**Objective**
Please copy every one of the records below word for word, leaving the pictures out of your answer.
++++ Source data
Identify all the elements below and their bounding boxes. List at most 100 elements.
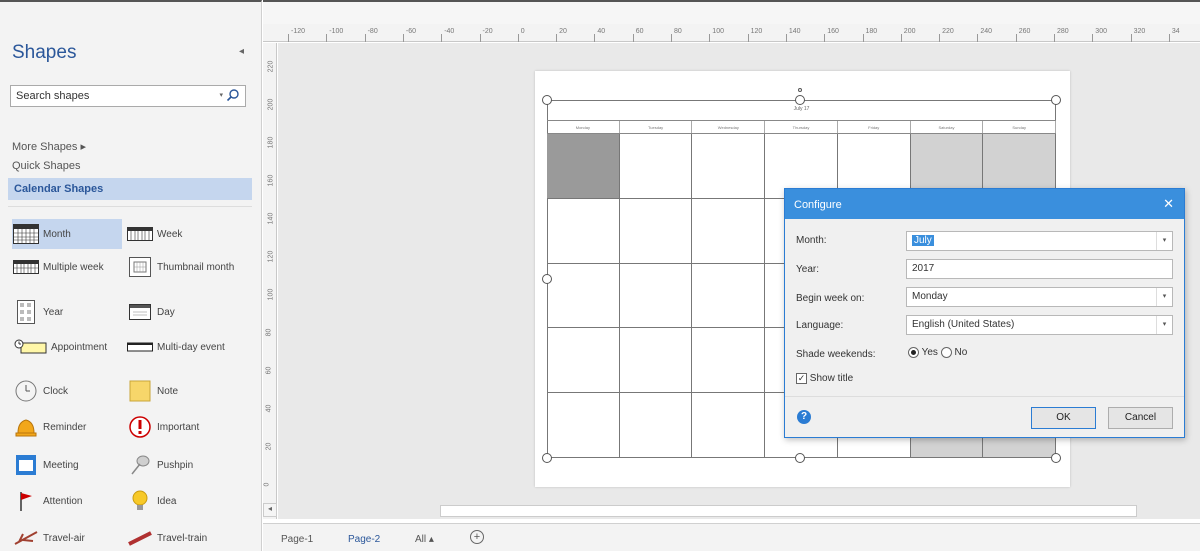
ruler-tick-label: 100	[712, 28, 724, 35]
ruler-tick-label: 160	[827, 28, 839, 35]
show-title-checkbox[interactable]: ✓	[796, 373, 807, 384]
ruler-tick-label: 160	[267, 174, 275, 187]
selection-handle[interactable]	[795, 453, 805, 463]
collapse-pane-icon[interactable]: ◂	[239, 46, 244, 57]
selection-handle[interactable]	[795, 95, 805, 105]
selection-handle[interactable]	[542, 274, 552, 284]
ruler-tick	[594, 34, 596, 42]
shape-year[interactable]: Year	[12, 297, 122, 327]
shade-no-label[interactable]: No	[955, 347, 968, 358]
calendar-weekday: Wednesday	[692, 121, 766, 133]
ruler-tick	[824, 34, 826, 42]
shape-pushpin[interactable]: Pushpin	[126, 450, 236, 480]
horizontal-scrollbar[interactable]	[440, 505, 1137, 517]
shape-idea[interactable]: Idea	[126, 486, 236, 516]
selection-handle[interactable]	[1051, 453, 1061, 463]
calendar-shapes-link[interactable]: Calendar Shapes	[8, 178, 252, 200]
shade-yes-label[interactable]: Yes	[922, 347, 938, 358]
year-label: Year:	[796, 264, 819, 275]
shape-travel-train[interactable]: Travel-train	[126, 523, 236, 551]
dialog-separator	[785, 396, 1184, 397]
ruler-tick-label: 20	[265, 442, 273, 451]
chevron-down-icon[interactable]: ▾	[1156, 232, 1172, 250]
calendar-day-cell	[547, 393, 620, 458]
shape-note[interactable]: Note	[126, 376, 236, 406]
shape-reminder[interactable]: Reminder	[12, 412, 122, 442]
shape-month[interactable]: Month	[12, 219, 122, 249]
ruler-tick-label: 200	[267, 98, 275, 111]
shape-clock[interactable]: Clock	[12, 376, 122, 406]
begin-week-select[interactable]: Monday ▾	[906, 287, 1173, 307]
selection-handle[interactable]	[542, 95, 552, 105]
shape-label: Travel-train	[157, 532, 208, 544]
shape-day[interactable]: Day	[126, 297, 236, 327]
add-page-icon[interactable]: +	[470, 530, 484, 544]
important-icon	[126, 414, 154, 440]
shape-thumbnail-month[interactable]: Thumbnail month	[126, 252, 236, 282]
begin-week-value: Monday	[912, 291, 948, 302]
shade-weekends-options: Yes No	[908, 347, 967, 358]
selection-handle[interactable]	[1051, 95, 1061, 105]
calendar-day-cell	[692, 393, 766, 458]
quick-shapes-link[interactable]: Quick Shapes	[12, 160, 80, 172]
calendar-weekday: Tuesday	[620, 121, 693, 133]
ruler-tick	[862, 34, 864, 42]
week-icon	[126, 221, 154, 247]
ruler-tick	[402, 34, 404, 42]
dialog-title-bar: Configure ✕	[785, 189, 1184, 219]
ruler-tick	[632, 34, 634, 42]
ruler-tick-label: -20	[482, 28, 493, 35]
calendar-day-cell	[692, 328, 766, 394]
ruler-tick	[364, 34, 366, 42]
shape-label: Thumbnail month	[157, 261, 235, 273]
show-title-label: Show title	[809, 373, 854, 385]
calendar-day-cell	[547, 328, 620, 394]
cancel-button[interactable]: Cancel	[1108, 407, 1173, 429]
shape-week[interactable]: Week	[126, 219, 236, 249]
shade-no-radio[interactable]	[940, 347, 952, 358]
chevron-down-icon[interactable]: ▾	[1156, 316, 1172, 334]
pushpin-icon	[126, 452, 154, 478]
search-dropdown-icon[interactable]: ▾	[219, 91, 223, 99]
shape-important[interactable]: Important	[126, 412, 236, 442]
more-shapes-link[interactable]: More Shapes ▸	[12, 140, 86, 153]
ruler-tick-label: -40	[444, 28, 455, 35]
shade-yes-radio[interactable]	[908, 347, 919, 358]
attention-icon	[12, 488, 40, 514]
year-field[interactable]: 2017	[906, 259, 1173, 279]
shape-attention[interactable]: Attention	[12, 486, 122, 516]
shape-travel-air[interactable]: Travel-air	[12, 523, 122, 551]
shape-appointment[interactable]: Appointment	[12, 332, 124, 362]
rotation-handle[interactable]	[798, 88, 802, 92]
more-shapes-label: More Shapes	[12, 141, 78, 153]
language-value: English (United States)	[912, 319, 1015, 330]
show-title-option[interactable]: ✓ Show title	[796, 373, 853, 384]
help-icon[interactable]: ?	[797, 410, 811, 424]
calendar-day-cell	[619, 393, 693, 458]
ruler-tick	[977, 34, 979, 42]
month-select[interactable]: July ▾	[906, 231, 1173, 251]
year-value: 2017	[912, 263, 935, 274]
ruler-tick-label: 60	[265, 366, 273, 375]
ok-button[interactable]: OK	[1031, 407, 1096, 429]
search-icon[interactable]	[226, 88, 240, 102]
ruler-tick-label: 80	[265, 328, 273, 337]
scroll-left-button[interactable]: ◂	[263, 503, 277, 517]
all-pages-button[interactable]: All ▴	[415, 534, 434, 545]
tab-page-1[interactable]: Page-1	[281, 534, 313, 545]
close-icon[interactable]: ✕	[1163, 196, 1174, 212]
ruler-tick-label: 180	[267, 136, 275, 149]
calendar-shapes-label: Calendar Shapes	[14, 183, 104, 195]
thumbnail-month-icon	[126, 254, 154, 280]
search-shapes-input[interactable]: Search shapes ▾	[10, 85, 246, 107]
shape-meeting[interactable]: Meeting	[12, 450, 122, 480]
selection-handle[interactable]	[542, 453, 552, 463]
language-select[interactable]: English (United States) ▾	[906, 315, 1173, 335]
shape-multi-day-event[interactable]: Multi-day event	[126, 332, 236, 362]
tab-page-2[interactable]: Page-2	[348, 534, 380, 545]
chevron-down-icon[interactable]: ▾	[1156, 288, 1172, 306]
shape-multiple-week[interactable]: Multiple week	[12, 252, 122, 282]
ruler-tick	[709, 34, 711, 42]
shape-label: Reminder	[43, 421, 87, 433]
clock-icon	[12, 378, 40, 404]
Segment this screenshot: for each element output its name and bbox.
++++++++
**Task solution**
Identify all the elements below and their bounding boxes. List at most 100 elements.
ruler-tick-label: 100	[712, 28, 724, 35]
ruler-tick-label: 160	[827, 28, 839, 35]
show-title-checkbox[interactable]: ✓	[796, 373, 807, 384]
ruler-tick-label: 160	[267, 174, 275, 187]
selection-handle[interactable]	[795, 453, 805, 463]
collapse-pane-icon[interactable]: ◂	[239, 46, 244, 57]
selection-handle[interactable]	[795, 95, 805, 105]
selection-handle[interactable]	[542, 274, 552, 284]
ruler-tick	[594, 34, 596, 42]
shape-year[interactable]: Year	[12, 297, 122, 327]
shade-no-label[interactable]: No	[955, 347, 968, 358]
calendar-weekday: Wednesday	[692, 121, 766, 133]
ruler-tick	[824, 34, 826, 42]
shape-pushpin[interactable]: Pushpin	[126, 450, 236, 480]
horizontal-scrollbar[interactable]	[440, 505, 1137, 517]
shape-idea[interactable]: Idea	[126, 486, 236, 516]
selection-handle[interactable]	[1051, 453, 1061, 463]
calendar-shapes-link[interactable]: Calendar Shapes	[8, 178, 252, 200]
shade-yes-label[interactable]: Yes	[922, 347, 938, 358]
year-label: Year:	[796, 264, 819, 275]
shape-travel-train[interactable]: Travel-train	[126, 523, 236, 551]
dialog-separator	[785, 396, 1184, 397]
ruler-tick-label: 20	[265, 442, 273, 451]
chevron-down-icon[interactable]: ▾	[1156, 232, 1172, 250]
calendar-day-cell	[547, 393, 620, 458]
shape-note[interactable]: Note	[126, 376, 236, 406]
shape-reminder[interactable]: Reminder	[12, 412, 122, 442]
shape-month[interactable]: Month	[12, 219, 122, 249]
ruler-tick-label: 200	[267, 98, 275, 111]
shape-clock[interactable]: Clock	[12, 376, 122, 406]
begin-week-select[interactable]: Monday ▾	[906, 287, 1173, 307]
selection-handle[interactable]	[542, 95, 552, 105]
shape-label: Travel-train	[157, 532, 208, 544]
shape-day[interactable]: Day	[126, 297, 236, 327]
add-page-icon[interactable]: +	[470, 530, 484, 544]
important-icon	[126, 414, 154, 440]
shape-thumbnail-month[interactable]: Thumbnail month	[126, 252, 236, 282]
begin-week-value: Monday	[912, 291, 948, 302]
shade-weekends-options: Yes No	[908, 347, 967, 358]
selection-handle[interactable]	[1051, 95, 1061, 105]
calendar-day-cell	[692, 393, 766, 458]
quick-shapes-link[interactable]: Quick Shapes	[12, 160, 80, 172]
calendar-weekday: Tuesday	[620, 121, 693, 133]
ruler-tick	[862, 34, 864, 42]
week-icon	[126, 221, 154, 247]
ruler-tick	[402, 34, 404, 42]
dialog-title-bar: Configure ✕	[785, 189, 1184, 219]
ruler-tick	[632, 34, 634, 42]
ruler-tick-label: -20	[482, 28, 493, 35]
calendar-day-cell	[692, 328, 766, 394]
ruler-tick	[364, 34, 366, 42]
shape-label: Thumbnail month	[157, 261, 235, 273]
show-title-label: Show title	[809, 373, 854, 385]
calendar-day-cell	[547, 328, 620, 394]
cancel-button[interactable]: Cancel	[1108, 407, 1173, 429]
shape-week[interactable]: Week	[126, 219, 236, 249]
shade-no-radio[interactable]	[940, 347, 952, 358]
chevron-down-icon[interactable]: ▾	[1156, 316, 1172, 334]
pushpin-icon	[126, 452, 154, 478]
search-dropdown-icon[interactable]: ▾	[219, 91, 223, 99]
shape-important[interactable]: Important	[126, 412, 236, 442]
more-shapes-link[interactable]: More Shapes ▸	[12, 140, 86, 153]
ruler-tick-label: -40	[444, 28, 455, 35]
shade-yes-radio[interactable]	[908, 347, 919, 358]
attention-icon	[12, 488, 40, 514]
year-field[interactable]: 2017	[906, 259, 1173, 279]
shape-attention[interactable]: Attention	[12, 486, 122, 516]
shape-travel-air[interactable]: Travel-air	[12, 523, 122, 551]
shape-appointment[interactable]: Appointment	[12, 332, 124, 362]
rotation-handle[interactable]	[798, 88, 802, 92]
more-shapes-label: More Shapes	[12, 141, 78, 153]
language-value: English (United States)	[912, 319, 1015, 330]
show-title-option[interactable]: ✓ Show title	[796, 373, 853, 384]
help-icon[interactable]: ?	[797, 410, 811, 424]
calendar-day-cell	[619, 393, 693, 458]
ruler-tick	[977, 34, 979, 42]
month-select[interactable]: July ▾	[906, 231, 1173, 251]
year-value: 2017	[912, 263, 935, 274]
ruler-tick-label: 60	[265, 366, 273, 375]
ok-button[interactable]: OK	[1031, 407, 1096, 429]
search-icon[interactable]	[226, 88, 240, 102]
ruler-tick-label: 80	[265, 328, 273, 337]
scroll-left-button[interactable]: ◂	[263, 503, 277, 517]
all-pages-button[interactable]: All ▴	[415, 534, 434, 545]
tab-page-1[interactable]: Page-1	[281, 534, 313, 545]
close-icon[interactable]: ✕	[1163, 196, 1174, 212]
ruler-tick-label: 180	[267, 136, 275, 149]
calendar-shapes-label: Calendar Shapes	[14, 183, 104, 195]
thumbnail-month-icon	[126, 254, 154, 280]
search-shapes-input[interactable]: Search shapes ▾	[10, 85, 246, 107]
shape-meeting[interactable]: Meeting	[12, 450, 122, 480]
selection-handle[interactable]	[542, 453, 552, 463]
language-select[interactable]: English (United States) ▾	[906, 315, 1173, 335]
shape-multi-day-event[interactable]: Multi-day event	[126, 332, 236, 362]
tab-page-2[interactable]: Page-2	[348, 534, 380, 545]
chevron-down-icon[interactable]: ▾	[1156, 288, 1172, 306]
shape-multiple-week[interactable]: Multiple week	[12, 252, 122, 282]
ruler-tick	[709, 34, 711, 42]
shape-label: Reminder	[43, 421, 87, 433]
clock-icon	[12, 378, 40, 404]
Segment this screenshot: for each element output its name and bbox.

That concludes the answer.